[START Data in this exercise]

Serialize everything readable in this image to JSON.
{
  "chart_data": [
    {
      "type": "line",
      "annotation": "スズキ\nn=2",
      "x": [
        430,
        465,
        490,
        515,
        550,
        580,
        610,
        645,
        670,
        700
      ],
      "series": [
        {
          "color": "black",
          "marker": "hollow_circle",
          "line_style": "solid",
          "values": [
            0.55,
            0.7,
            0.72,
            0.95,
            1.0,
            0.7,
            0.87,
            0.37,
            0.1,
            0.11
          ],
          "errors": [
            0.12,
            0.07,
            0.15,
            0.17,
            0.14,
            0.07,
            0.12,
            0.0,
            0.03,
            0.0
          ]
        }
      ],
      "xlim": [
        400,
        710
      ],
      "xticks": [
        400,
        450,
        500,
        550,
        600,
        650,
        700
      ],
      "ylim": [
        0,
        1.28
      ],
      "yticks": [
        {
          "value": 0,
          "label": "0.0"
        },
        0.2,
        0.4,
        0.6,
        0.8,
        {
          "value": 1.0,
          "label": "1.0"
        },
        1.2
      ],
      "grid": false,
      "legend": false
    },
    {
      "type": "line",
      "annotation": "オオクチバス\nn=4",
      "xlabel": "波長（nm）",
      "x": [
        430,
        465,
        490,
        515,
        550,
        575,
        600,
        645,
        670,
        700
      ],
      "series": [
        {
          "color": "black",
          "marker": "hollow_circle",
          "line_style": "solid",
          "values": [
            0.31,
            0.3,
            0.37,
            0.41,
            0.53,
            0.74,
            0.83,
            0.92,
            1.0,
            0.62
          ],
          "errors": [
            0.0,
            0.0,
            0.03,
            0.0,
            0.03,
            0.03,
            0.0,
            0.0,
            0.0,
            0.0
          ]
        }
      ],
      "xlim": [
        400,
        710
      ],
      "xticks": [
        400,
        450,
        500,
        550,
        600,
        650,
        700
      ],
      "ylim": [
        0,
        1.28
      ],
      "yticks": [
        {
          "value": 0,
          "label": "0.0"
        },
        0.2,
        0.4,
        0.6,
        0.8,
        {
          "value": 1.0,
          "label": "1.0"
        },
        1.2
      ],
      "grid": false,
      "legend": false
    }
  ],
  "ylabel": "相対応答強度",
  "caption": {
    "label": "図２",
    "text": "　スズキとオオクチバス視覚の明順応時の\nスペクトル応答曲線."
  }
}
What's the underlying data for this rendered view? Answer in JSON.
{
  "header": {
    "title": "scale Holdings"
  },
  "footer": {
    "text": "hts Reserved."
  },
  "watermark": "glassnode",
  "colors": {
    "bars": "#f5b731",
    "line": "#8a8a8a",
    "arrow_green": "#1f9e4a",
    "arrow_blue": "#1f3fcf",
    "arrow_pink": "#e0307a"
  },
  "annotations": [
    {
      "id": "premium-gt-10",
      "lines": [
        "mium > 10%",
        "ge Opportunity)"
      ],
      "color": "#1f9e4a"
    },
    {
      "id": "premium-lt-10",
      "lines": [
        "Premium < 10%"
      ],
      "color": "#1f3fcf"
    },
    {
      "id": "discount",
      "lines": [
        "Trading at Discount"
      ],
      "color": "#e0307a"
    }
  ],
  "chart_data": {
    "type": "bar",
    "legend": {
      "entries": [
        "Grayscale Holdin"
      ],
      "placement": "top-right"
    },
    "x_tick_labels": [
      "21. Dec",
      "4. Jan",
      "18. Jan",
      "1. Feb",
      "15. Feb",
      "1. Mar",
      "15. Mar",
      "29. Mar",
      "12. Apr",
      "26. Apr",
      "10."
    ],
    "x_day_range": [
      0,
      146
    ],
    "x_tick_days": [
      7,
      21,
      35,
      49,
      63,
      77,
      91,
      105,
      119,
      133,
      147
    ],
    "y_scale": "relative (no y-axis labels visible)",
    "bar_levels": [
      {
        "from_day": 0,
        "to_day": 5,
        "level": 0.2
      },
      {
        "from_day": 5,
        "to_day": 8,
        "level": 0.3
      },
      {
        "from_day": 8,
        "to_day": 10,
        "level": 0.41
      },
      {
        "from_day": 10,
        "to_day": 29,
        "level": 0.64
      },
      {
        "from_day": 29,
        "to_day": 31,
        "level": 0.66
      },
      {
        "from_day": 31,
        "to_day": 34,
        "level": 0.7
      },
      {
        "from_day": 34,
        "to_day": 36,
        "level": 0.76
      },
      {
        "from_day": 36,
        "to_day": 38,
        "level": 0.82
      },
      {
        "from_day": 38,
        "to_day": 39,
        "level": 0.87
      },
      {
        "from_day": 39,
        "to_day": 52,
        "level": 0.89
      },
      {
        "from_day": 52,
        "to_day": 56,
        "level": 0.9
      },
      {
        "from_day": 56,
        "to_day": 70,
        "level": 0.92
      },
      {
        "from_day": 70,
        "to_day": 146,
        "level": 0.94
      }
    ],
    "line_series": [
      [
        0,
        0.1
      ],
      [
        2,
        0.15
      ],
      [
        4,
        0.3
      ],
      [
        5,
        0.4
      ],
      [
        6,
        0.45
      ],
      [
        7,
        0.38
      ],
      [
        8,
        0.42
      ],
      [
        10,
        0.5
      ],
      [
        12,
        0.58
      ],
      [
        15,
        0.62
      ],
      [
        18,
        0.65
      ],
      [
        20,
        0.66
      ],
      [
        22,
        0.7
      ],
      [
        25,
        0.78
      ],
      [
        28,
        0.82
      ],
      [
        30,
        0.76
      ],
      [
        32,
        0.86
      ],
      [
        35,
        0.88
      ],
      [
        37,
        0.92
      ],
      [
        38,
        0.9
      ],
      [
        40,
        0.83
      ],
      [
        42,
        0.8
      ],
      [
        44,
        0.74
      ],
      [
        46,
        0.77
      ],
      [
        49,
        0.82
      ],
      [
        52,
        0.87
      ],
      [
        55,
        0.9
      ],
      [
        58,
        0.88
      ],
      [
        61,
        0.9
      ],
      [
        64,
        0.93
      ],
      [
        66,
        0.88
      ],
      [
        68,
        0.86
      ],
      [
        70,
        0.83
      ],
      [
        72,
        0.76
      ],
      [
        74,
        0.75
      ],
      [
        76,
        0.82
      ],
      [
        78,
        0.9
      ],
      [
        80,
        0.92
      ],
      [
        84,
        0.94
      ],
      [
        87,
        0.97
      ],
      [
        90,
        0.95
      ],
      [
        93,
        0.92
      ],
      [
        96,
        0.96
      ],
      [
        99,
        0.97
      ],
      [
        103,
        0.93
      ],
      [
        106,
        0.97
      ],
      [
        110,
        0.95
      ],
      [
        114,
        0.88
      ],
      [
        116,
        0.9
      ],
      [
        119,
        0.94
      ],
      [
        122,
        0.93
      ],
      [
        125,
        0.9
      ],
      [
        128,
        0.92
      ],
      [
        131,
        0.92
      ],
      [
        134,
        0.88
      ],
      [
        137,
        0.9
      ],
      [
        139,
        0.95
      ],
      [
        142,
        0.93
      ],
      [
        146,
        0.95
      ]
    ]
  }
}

[END Data in this exercise]

[Problem description] Return every record, word for word.

[Result for this task]
Serialize everything readable in this image to JSON.
{
  "chart_data": [
    {
      "type": "line",
      "annotation": "スズキ\nn=2",
      "x": [
        430,
        465,
        490,
        515,
        550,
        580,
        610,
        645,
        670,
        700
      ],
      "series": [
        {
          "color": "black",
          "marker": "hollow_circle",
          "line_style": "solid",
          "values": [
            0.55,
            0.7,
            0.72,
            0.95,
            1.0,
            0.7,
            0.87,
            0.37,
            0.1,
            0.11
          ],
          "errors": [
            0.12,
            0.07,
            0.15,
            0.17,
            0.14,
            0.07,
            0.12,
            0.0,
            0.03,
            0.0
          ]
        }
      ],
      "xlim": [
        400,
        710
      ],
      "xticks": [
        400,
        450,
        500,
        550,
        600,
        650,
        700
      ],
      "ylim": [
        0,
        1.28
      ],
      "yticks": [
        {
          "value": 0,
          "label": "0.0"
        },
        0.2,
        0.4,
        0.6,
        0.8,
        {
          "value": 1.0,
          "label": "1.0"
        },
        1.2
      ],
      "grid": false,
      "legend": false
    },
    {
      "type": "line",
      "annotation": "オオクチバス\nn=4",
      "xlabel": "波長（nm）",
      "x": [
        430,
        465,
        490,
        515,
        550,
        575,
        600,
        645,
        670,
        700
      ],
      "series": [
        {
          "color": "black",
          "marker": "hollow_circle",
          "line_style": "solid",
          "values": [
            0.31,
            0.3,
            0.37,
            0.41,
            0.53,
            0.74,
            0.83,
            0.92,
            1.0,
            0.62
          ],
          "errors": [
            0.0,
            0.0,
            0.03,
            0.0,
            0.03,
            0.03,
            0.0,
            0.0,
            0.0,
            0.0
          ]
        }
      ],
      "xlim": [
        400,
        710
      ],
      "xticks": [
        400,
        450,
        500,
        550,
        600,
        650,
        700
      ],
      "ylim": [
        0,
        1.28
      ],
      "yticks": [
        {
          "value": 0,
          "label": "0.0"
        },
        0.2,
        0.4,
        0.6,
        0.8,
        {
          "value": 1.0,
          "label": "1.0"
        },
        1.2
      ],
      "grid": false,
      "legend": false
    }
  ],
  "ylabel": "相対応答強度",
  "caption": {
    "label": "図２",
    "text": "　スズキとオオクチバス視覚の明順応時の\nスペクトル応答曲線."
  }
}
What's the underlying data for this rendered view? Answer in JSON.
{
  "header": {
    "title": "scale Holdings"
  },
  "footer": {
    "text": "hts Reserved."
  },
  "watermark": "glassnode",
  "colors": {
    "bars": "#f5b731",
    "line": "#8a8a8a",
    "arrow_green": "#1f9e4a",
    "arrow_blue": "#1f3fcf",
    "arrow_pink": "#e0307a"
  },
  "annotations": [
    {
      "id": "premium-gt-10",
      "lines": [
        "mium > 10%",
        "ge Opportunity)"
      ],
      "color": "#1f9e4a"
    },
    {
      "id": "premium-lt-10",
      "lines": [
        "Premium < 10%"
      ],
      "color": "#1f3fcf"
    },
    {
      "id": "discount",
      "lines": [
        "Trading at Discount"
      ],
      "color": "#e0307a"
    }
  ],
  "chart_data": {
    "type": "bar",
    "legend": {
      "entries": [
        "Grayscale Holdin"
      ],
      "placement": "top-right"
    },
    "x_tick_labels": [
      "21. Dec",
      "4. Jan",
      "18. Jan",
      "1. Feb",
      "15. Feb",
      "1. Mar",
      "15. Mar",
      "29. Mar",
      "12. Apr",
      "26. Apr",
      "10."
    ],
    "x_day_range": [
      0,
      146
    ],
    "x_tick_days": [
      7,
      21,
      35,
      49,
      63,
      77,
      91,
      105,
      119,
      133,
      147
    ],
    "y_scale": "relative (no y-axis labels visible)",
    "bar_levels": [
      {
        "from_day": 0,
        "to_day": 5,
        "level": 0.2
      },
      {
        "from_day": 5,
        "to_day": 8,
        "level": 0.3
      },
      {
        "from_day": 8,
        "to_day": 10,
        "level": 0.41
      },
      {
        "from_day": 10,
        "to_day": 29,
        "level": 0.64
      },
      {
        "from_day": 29,
        "to_day": 31,
        "level": 0.66
      },
      {
        "from_day": 31,
        "to_day": 34,
        "level": 0.7
      },
      {
        "from_day": 34,
        "to_day": 36,
        "level": 0.76
      },
      {
        "from_day": 36,
        "to_day": 38,
        "level": 0.82
      },
      {
        "from_day": 38,
        "to_day": 39,
        "level": 0.87
      },
      {
        "from_day": 39,
        "to_day": 52,
        "level": 0.89
      },
      {
        "from_day": 52,
        "to_day": 56,
        "level": 0.9
      },
      {
        "from_day": 56,
        "to_day": 70,
        "level": 0.92
      },
      {
        "from_day": 70,
        "to_day": 146,
        "level": 0.94
      }
    ],
    "line_series": [
      [
        0,
        0.1
      ],
      [
        2,
        0.15
      ],
      [
        4,
        0.3
      ],
      [
        5,
        0.4
      ],
      [
        6,
        0.45
      ],
      [
        7,
        0.38
      ],
      [
        8,
        0.42
      ],
      [
        10,
        0.5
      ],
      [
        12,
        0.58
      ],
      [
        15,
        0.62
      ],
      [
        18,
        0.65
      ],
      [
        20,
        0.66
      ],
      [
        22,
        0.7
      ],
      [
        25,
        0.78
      ],
      [
        28,
        0.82
      ],
      [
        30,
        0.76
      ],
      [
        32,
        0.86
      ],
      [
        35,
        0.88
      ],
      [
        37,
        0.92
      ],
      [
        38,
        0.9
      ],
      [
        40,
        0.83
      ],
      [
        42,
        0.8
      ],
      [
        44,
        0.74
      ],
      [
        46,
        0.77
      ],
      [
        49,
        0.82
      ],
      [
        52,
        0.87
      ],
      [
        55,
        0.9
      ],
      [
        58,
        0.88
      ],
      [
        61,
        0.9
      ],
      [
        64,
        0.93
      ],
      [
        66,
        0.88
      ],
      [
        68,
        0.86
      ],
      [
        70,
        0.83
      ],
      [
        72,
        0.76
      ],
      [
        74,
        0.75
      ],
      [
        76,
        0.82
      ],
      [
        78,
        0.9
      ],
      [
        80,
        0.92
      ],
      [
        84,
        0.94
      ],
      [
        87,
        0.97
      ],
      [
        90,
        0.95
      ],
      [
        93,
        0.92
      ],
      [
        96,
        0.96
      ],
      [
        99,
        0.97
      ],
      [
        103,
        0.93
      ],
      [
        106,
        0.97
      ],
      [
        110,
        0.95
      ],
      [
        114,
        0.88
      ],
      [
        116,
        0.9
      ],
      [
        119,
        0.94
      ],
      [
        122,
        0.93
      ],
      [
        125,
        0.9
      ],
      [
        128,
        0.92
      ],
      [
        131,
        0.92
      ],
      [
        134,
        0.88
      ],
      [
        137,
        0.9
      ],
      [
        139,
        0.95
      ],
      [
        142,
        0.93
      ],
      [
        146,
        0.95
      ]
    ]
  }
}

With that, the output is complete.